■ **EXERCISE PROMPT**
Only lines that contain the word "JSON" belong in the answer; copy them from the records below.

■ **RECORDS PROVIDED**

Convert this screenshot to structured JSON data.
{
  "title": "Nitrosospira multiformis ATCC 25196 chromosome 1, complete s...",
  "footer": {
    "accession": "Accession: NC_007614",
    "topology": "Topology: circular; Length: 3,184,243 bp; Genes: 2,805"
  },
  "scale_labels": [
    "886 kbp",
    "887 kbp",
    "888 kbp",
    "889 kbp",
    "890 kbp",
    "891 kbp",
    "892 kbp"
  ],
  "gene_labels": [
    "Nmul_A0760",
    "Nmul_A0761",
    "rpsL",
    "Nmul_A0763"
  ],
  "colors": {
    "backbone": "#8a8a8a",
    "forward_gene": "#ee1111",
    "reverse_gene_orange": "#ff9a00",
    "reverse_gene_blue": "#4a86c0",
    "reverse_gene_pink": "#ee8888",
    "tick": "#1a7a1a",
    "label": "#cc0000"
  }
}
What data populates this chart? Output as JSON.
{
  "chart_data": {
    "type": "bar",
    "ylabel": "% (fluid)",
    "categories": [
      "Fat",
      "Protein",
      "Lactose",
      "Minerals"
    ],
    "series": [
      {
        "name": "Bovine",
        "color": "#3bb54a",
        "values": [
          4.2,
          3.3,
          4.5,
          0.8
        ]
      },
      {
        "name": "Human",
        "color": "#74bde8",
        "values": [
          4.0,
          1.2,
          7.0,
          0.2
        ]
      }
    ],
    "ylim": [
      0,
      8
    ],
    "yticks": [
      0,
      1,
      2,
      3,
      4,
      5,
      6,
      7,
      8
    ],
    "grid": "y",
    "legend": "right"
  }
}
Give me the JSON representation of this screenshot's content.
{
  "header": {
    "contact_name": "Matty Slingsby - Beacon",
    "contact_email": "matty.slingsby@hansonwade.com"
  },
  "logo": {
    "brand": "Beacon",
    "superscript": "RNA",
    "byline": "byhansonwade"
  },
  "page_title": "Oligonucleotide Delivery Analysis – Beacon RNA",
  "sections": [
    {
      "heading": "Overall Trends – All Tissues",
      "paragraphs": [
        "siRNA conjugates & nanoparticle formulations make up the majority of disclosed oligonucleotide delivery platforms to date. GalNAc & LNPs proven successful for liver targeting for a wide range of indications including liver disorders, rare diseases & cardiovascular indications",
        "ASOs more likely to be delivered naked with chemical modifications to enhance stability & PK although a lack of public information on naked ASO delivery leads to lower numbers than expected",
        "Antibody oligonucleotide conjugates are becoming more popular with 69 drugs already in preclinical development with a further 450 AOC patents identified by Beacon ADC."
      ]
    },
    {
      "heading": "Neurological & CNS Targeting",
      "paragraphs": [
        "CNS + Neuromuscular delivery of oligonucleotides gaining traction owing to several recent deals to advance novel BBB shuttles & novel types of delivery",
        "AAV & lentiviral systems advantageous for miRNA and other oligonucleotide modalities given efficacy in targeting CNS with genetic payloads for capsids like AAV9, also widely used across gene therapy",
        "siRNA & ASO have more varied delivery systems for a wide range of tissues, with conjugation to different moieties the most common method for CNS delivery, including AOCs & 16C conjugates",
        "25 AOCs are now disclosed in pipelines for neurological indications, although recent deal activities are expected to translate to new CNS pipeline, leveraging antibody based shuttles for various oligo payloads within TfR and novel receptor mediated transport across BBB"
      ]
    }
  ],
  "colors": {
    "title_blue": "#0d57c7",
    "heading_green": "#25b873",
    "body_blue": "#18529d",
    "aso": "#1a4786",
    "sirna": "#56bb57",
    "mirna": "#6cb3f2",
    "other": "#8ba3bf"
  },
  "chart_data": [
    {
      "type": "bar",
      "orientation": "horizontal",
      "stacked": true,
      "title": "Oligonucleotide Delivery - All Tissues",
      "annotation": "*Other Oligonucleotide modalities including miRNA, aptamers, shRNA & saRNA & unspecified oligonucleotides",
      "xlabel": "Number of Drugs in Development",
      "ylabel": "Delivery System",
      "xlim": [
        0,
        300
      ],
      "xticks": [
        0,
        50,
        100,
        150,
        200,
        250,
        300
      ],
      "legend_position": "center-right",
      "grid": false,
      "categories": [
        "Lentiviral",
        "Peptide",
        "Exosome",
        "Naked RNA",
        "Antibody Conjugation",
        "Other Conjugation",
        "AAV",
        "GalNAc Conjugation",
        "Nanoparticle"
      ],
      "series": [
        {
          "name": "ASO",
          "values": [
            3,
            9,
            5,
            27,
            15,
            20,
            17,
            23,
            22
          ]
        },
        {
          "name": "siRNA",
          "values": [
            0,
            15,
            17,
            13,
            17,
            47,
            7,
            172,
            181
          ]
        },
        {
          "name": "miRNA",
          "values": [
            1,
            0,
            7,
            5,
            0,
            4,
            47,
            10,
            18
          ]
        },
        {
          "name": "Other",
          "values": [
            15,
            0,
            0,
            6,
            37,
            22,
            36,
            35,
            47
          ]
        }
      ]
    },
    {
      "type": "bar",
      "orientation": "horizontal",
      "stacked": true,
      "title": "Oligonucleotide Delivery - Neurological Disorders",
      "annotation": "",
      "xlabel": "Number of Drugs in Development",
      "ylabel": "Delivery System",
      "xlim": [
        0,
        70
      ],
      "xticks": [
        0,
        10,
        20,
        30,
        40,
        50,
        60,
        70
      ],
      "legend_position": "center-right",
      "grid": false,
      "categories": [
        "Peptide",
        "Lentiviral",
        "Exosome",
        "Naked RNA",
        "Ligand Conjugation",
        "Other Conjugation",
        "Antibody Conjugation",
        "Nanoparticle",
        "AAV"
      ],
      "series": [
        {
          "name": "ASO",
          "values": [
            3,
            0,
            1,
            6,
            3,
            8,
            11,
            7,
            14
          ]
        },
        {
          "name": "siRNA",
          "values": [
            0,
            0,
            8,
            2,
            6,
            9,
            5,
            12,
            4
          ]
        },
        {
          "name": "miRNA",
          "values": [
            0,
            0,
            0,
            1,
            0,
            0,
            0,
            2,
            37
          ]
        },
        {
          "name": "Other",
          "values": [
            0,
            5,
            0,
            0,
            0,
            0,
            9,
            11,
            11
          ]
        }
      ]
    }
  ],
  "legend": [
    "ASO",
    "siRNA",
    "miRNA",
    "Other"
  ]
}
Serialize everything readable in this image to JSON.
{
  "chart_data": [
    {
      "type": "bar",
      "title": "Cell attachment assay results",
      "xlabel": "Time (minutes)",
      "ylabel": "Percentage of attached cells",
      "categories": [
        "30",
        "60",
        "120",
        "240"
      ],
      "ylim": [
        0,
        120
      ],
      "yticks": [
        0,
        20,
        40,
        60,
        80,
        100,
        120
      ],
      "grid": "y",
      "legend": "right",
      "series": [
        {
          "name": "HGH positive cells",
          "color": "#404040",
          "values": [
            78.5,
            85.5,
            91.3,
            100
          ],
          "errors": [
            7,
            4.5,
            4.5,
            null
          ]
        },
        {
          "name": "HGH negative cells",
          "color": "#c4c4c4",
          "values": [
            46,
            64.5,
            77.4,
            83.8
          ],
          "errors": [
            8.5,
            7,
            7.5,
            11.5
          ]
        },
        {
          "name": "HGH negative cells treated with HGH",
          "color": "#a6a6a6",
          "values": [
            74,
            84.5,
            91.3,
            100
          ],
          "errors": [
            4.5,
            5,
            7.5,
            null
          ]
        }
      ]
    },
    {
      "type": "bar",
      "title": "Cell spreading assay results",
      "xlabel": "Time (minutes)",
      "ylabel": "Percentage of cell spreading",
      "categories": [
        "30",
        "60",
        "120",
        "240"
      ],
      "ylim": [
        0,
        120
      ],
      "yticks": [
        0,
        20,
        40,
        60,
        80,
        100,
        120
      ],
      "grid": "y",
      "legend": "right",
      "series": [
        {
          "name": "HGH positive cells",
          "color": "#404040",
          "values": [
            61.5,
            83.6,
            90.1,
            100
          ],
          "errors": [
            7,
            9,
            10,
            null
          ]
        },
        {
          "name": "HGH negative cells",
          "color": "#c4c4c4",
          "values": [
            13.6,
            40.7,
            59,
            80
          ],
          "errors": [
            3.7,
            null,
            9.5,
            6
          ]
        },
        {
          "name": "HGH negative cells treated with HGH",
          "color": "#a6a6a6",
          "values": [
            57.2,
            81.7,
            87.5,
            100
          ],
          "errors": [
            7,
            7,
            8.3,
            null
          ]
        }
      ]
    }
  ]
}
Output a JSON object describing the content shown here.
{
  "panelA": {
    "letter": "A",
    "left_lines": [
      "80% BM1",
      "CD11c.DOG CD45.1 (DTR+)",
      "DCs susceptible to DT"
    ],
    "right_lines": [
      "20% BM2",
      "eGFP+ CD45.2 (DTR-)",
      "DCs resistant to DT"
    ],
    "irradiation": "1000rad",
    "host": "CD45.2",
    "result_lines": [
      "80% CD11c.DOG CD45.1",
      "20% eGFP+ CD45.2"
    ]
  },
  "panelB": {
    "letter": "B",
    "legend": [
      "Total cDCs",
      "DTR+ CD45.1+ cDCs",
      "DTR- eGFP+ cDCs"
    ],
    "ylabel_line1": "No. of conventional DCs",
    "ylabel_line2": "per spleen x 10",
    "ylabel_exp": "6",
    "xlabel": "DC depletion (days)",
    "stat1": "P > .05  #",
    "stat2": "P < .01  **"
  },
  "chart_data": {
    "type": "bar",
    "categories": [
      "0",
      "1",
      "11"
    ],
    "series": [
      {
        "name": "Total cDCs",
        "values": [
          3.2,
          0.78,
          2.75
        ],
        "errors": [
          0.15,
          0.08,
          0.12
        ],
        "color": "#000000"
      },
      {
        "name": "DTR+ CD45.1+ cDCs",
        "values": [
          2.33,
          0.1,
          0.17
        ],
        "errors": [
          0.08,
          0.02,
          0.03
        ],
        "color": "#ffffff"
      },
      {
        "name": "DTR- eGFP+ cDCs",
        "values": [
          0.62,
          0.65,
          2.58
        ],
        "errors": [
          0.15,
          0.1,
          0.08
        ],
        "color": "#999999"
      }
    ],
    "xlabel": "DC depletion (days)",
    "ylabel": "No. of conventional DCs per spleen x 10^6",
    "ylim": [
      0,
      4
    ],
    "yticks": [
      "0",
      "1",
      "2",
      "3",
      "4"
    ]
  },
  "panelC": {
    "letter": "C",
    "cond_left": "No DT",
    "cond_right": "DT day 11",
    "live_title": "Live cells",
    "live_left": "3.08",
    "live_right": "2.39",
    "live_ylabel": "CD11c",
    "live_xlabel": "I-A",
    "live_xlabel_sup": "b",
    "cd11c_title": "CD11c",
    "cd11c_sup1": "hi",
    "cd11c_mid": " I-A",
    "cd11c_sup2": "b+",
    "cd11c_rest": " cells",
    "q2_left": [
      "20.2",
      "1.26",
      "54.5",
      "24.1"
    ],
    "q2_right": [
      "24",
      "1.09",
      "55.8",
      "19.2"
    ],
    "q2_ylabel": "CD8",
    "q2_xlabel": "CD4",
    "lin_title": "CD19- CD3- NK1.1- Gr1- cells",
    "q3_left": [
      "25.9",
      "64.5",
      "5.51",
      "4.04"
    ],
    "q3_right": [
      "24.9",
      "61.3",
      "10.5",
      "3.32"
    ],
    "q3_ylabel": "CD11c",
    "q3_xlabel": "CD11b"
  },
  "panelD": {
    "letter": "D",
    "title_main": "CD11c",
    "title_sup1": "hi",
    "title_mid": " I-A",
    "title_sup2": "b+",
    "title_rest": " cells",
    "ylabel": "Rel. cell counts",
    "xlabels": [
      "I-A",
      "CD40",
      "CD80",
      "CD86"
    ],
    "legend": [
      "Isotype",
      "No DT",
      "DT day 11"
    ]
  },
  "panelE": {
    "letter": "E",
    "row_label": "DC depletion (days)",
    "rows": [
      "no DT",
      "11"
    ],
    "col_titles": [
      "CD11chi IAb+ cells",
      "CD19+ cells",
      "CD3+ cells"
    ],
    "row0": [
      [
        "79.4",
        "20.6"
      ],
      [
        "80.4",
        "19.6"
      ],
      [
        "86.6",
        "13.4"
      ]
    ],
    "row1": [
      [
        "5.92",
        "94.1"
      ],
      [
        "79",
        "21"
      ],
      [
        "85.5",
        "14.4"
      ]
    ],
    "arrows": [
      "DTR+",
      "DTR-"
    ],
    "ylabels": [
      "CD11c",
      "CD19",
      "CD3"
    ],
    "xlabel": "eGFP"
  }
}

■ **PROBLEM SOLUTION**
Convert this screenshot to structured JSON data.
What data populates this chart? Output as JSON.
Give me the JSON representation of this screenshot's content.
Serialize everything readable in this image to JSON.
Output a JSON object describing the content shown here.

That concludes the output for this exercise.